## Opis zadania:
Zmień w poniższym materiale słowo „rear” na „front”, a całą resztę tekstu przepisz bez zmian. Obrazów nie umieszczaj w odpowiedzi.

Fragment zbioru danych
--------------------------------
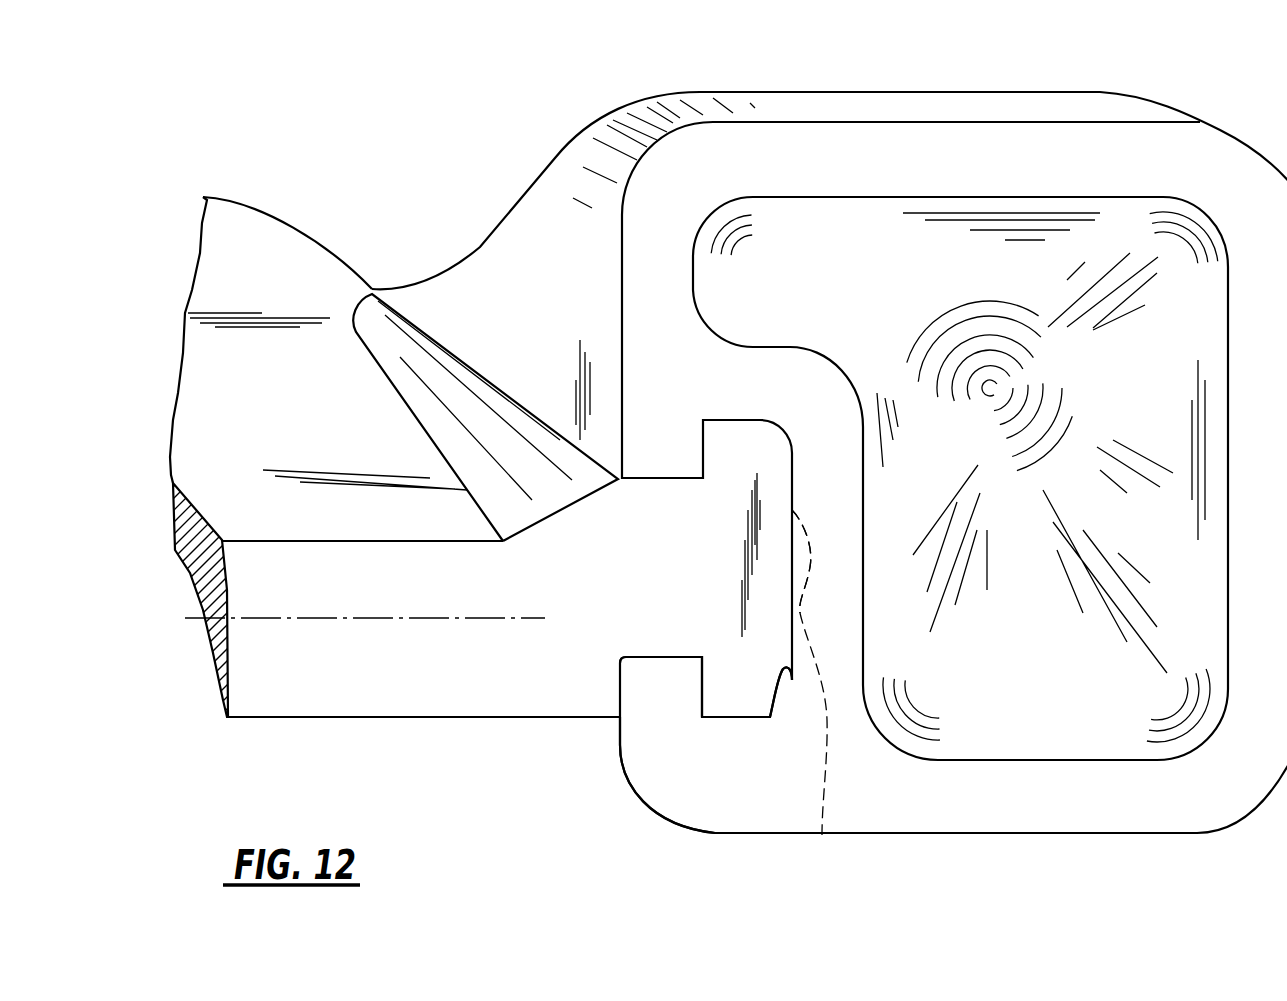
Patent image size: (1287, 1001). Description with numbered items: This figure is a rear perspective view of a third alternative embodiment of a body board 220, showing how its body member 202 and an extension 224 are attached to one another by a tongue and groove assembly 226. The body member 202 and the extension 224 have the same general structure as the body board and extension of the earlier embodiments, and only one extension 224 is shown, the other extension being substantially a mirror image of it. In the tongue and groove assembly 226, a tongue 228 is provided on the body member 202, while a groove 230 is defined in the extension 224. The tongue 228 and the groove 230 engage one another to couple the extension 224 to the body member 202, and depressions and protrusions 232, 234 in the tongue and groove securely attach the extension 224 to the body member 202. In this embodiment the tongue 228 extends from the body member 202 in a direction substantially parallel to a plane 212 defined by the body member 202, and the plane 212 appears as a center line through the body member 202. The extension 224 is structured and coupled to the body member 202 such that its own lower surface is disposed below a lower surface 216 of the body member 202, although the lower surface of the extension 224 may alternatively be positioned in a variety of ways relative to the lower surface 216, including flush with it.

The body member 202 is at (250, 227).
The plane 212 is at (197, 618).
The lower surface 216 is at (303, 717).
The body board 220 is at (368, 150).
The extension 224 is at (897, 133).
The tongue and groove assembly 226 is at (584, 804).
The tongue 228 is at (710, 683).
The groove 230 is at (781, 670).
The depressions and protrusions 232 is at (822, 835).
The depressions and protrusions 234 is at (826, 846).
--------------------------------
## Oczekiwany wynik:
Patent image size: (1287, 1001). Description with numbered items: This figure is a front perspective view of a third alternative embodiment of a body board 220, showing how its body member 202 and an extension 224 are attached to one another by a tongue and groove assembly 226. The body member 202 and the extension 224 have the same general structure as the body board and extension of the earlier embodiments, and only one extension 224 is shown, the other extension being substantially a mirror image of it. In the tongue and groove assembly 226, a tongue 228 is provided on the body member 202, while a groove 230 is defined in the extension 224. The tongue 228 and the groove 230 engage one another to couple the extension 224 to the body member 202, and depressions and protrusions 232, 234 in the tongue and groove securely attach the extension 224 to the body member 202. In this embodiment the tongue 228 extends from the body member 202 in a direction substantially parallel to a plane 212 defined by the body member 202, and the plane 212 appears as a center line through the body member 202. The extension 224 is structured and coupled to the body member 202 such that its own lower surface is disposed below a lower surface 216 of the body member 202, although the lower surface of the extension 224 may alternatively be positioned in a variety of ways relative to the lower surface 216, including flush with it.

The body member 202 is at (250, 227).
The plane 212 is at (197, 618).
The lower surface 216 is at (303, 717).
The body board 220 is at (368, 150).
The extension 224 is at (897, 133).
The tongue and groove assembly 226 is at (584, 804).
The tongue 228 is at (710, 683).
The groove 230 is at (781, 670).
The depressions and protrusions 232 is at (822, 835).
The depressions and protrusions 234 is at (826, 846).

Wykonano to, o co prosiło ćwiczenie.